[BEGIN SUPPLIED RECORDS]

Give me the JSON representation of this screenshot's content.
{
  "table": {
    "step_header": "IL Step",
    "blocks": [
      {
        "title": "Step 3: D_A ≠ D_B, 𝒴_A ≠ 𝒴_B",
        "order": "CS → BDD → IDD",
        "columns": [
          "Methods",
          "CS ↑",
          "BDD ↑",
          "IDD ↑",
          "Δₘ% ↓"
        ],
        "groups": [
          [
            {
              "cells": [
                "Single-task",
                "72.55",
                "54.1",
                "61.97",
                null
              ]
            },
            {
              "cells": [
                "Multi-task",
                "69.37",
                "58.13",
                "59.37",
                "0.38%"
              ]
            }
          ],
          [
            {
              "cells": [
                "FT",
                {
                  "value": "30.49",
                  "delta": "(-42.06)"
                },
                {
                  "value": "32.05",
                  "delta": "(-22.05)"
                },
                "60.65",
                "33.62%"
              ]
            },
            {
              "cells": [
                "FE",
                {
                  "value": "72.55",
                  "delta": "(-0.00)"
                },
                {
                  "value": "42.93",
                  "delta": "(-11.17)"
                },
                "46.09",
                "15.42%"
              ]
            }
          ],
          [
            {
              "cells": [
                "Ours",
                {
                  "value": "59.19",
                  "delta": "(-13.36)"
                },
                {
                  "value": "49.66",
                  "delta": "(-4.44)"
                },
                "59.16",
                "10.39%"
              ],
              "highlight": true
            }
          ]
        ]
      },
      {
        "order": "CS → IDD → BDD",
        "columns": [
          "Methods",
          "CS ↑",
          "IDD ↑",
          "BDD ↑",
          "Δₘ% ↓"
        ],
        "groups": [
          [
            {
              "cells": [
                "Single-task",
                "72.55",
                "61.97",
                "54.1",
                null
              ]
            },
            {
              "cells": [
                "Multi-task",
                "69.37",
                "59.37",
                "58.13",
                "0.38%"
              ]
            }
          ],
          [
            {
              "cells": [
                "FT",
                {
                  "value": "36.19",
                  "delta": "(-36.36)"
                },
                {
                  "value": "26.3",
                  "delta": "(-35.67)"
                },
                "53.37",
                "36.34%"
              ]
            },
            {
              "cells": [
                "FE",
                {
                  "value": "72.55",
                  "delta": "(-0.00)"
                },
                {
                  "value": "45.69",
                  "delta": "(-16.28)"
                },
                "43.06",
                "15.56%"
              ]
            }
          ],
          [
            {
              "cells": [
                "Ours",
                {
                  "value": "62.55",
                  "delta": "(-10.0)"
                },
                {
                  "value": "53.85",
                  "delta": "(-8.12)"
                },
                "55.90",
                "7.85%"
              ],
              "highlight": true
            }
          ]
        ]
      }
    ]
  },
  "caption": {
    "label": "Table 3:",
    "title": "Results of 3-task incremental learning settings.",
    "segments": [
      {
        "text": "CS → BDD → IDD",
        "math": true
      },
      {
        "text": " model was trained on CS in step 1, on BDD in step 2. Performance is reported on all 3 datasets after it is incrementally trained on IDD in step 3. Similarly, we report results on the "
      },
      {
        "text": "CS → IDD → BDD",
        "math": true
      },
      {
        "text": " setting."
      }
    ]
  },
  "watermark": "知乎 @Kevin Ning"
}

[END SUPPLIED RECORDS]

» JOB: Copy out all of the lines above exactly.

» COMPLETED TASK:
Give me the JSON representation of this screenshot's content.
{
  "table": {
    "step_header": "IL Step",
    "blocks": [
      {
        "title": "Step 3: D_A ≠ D_B, 𝒴_A ≠ 𝒴_B",
        "order": "CS → BDD → IDD",
        "columns": [
          "Methods",
          "CS ↑",
          "BDD ↑",
          "IDD ↑",
          "Δₘ% ↓"
        ],
        "groups": [
          [
            {
              "cells": [
                "Single-task",
                "72.55",
                "54.1",
                "61.97",
                null
              ]
            },
            {
              "cells": [
                "Multi-task",
                "69.37",
                "58.13",
                "59.37",
                "0.38%"
              ]
            }
          ],
          [
            {
              "cells": [
                "FT",
                {
                  "value": "30.49",
                  "delta": "(-42.06)"
                },
                {
                  "value": "32.05",
                  "delta": "(-22.05)"
                },
                "60.65",
                "33.62%"
              ]
            },
            {
              "cells": [
                "FE",
                {
                  "value": "72.55",
                  "delta": "(-0.00)"
                },
                {
                  "value": "42.93",
                  "delta": "(-11.17)"
                },
                "46.09",
                "15.42%"
              ]
            }
          ],
          [
            {
              "cells": [
                "Ours",
                {
                  "value": "59.19",
                  "delta": "(-13.36)"
                },
                {
                  "value": "49.66",
                  "delta": "(-4.44)"
                },
                "59.16",
                "10.39%"
              ],
              "highlight": true
            }
          ]
        ]
      },
      {
        "order": "CS → IDD → BDD",
        "columns": [
          "Methods",
          "CS ↑",
          "IDD ↑",
          "BDD ↑",
          "Δₘ% ↓"
        ],
        "groups": [
          [
            {
              "cells": [
                "Single-task",
                "72.55",
                "61.97",
                "54.1",
                null
              ]
            },
            {
              "cells": [
                "Multi-task",
                "69.37",
                "59.37",
                "58.13",
                "0.38%"
              ]
            }
          ],
          [
            {
              "cells": [
                "FT",
                {
                  "value": "36.19",
                  "delta": "(-36.36)"
                },
                {
                  "value": "26.3",
                  "delta": "(-35.67)"
                },
                "53.37",
                "36.34%"
              ]
            },
            {
              "cells": [
                "FE",
                {
                  "value": "72.55",
                  "delta": "(-0.00)"
                },
                {
                  "value": "45.69",
                  "delta": "(-16.28)"
                },
                "43.06",
                "15.56%"
              ]
            }
          ],
          [
            {
              "cells": [
                "Ours",
                {
                  "value": "62.55",
                  "delta": "(-10.0)"
                },
                {
                  "value": "53.85",
                  "delta": "(-8.12)"
                },
                "55.90",
                "7.85%"
              ],
              "highlight": true
            }
          ]
        ]
      }
    ]
  },
  "caption": {
    "label": "Table 3:",
    "title": "Results of 3-task incremental learning settings.",
    "segments": [
      {
        "text": "CS → BDD → IDD",
        "math": true
      },
      {
        "text": " model was trained on CS in step 1, on BDD in step 2. Performance is reported on all 3 datasets after it is incrementally trained on IDD in step 3. Similarly, we report results on the "
      },
      {
        "text": "CS → IDD → BDD",
        "math": true
      },
      {
        "text": " setting."
      }
    ]
  },
  "watermark": "知乎 @Kevin Ning"
}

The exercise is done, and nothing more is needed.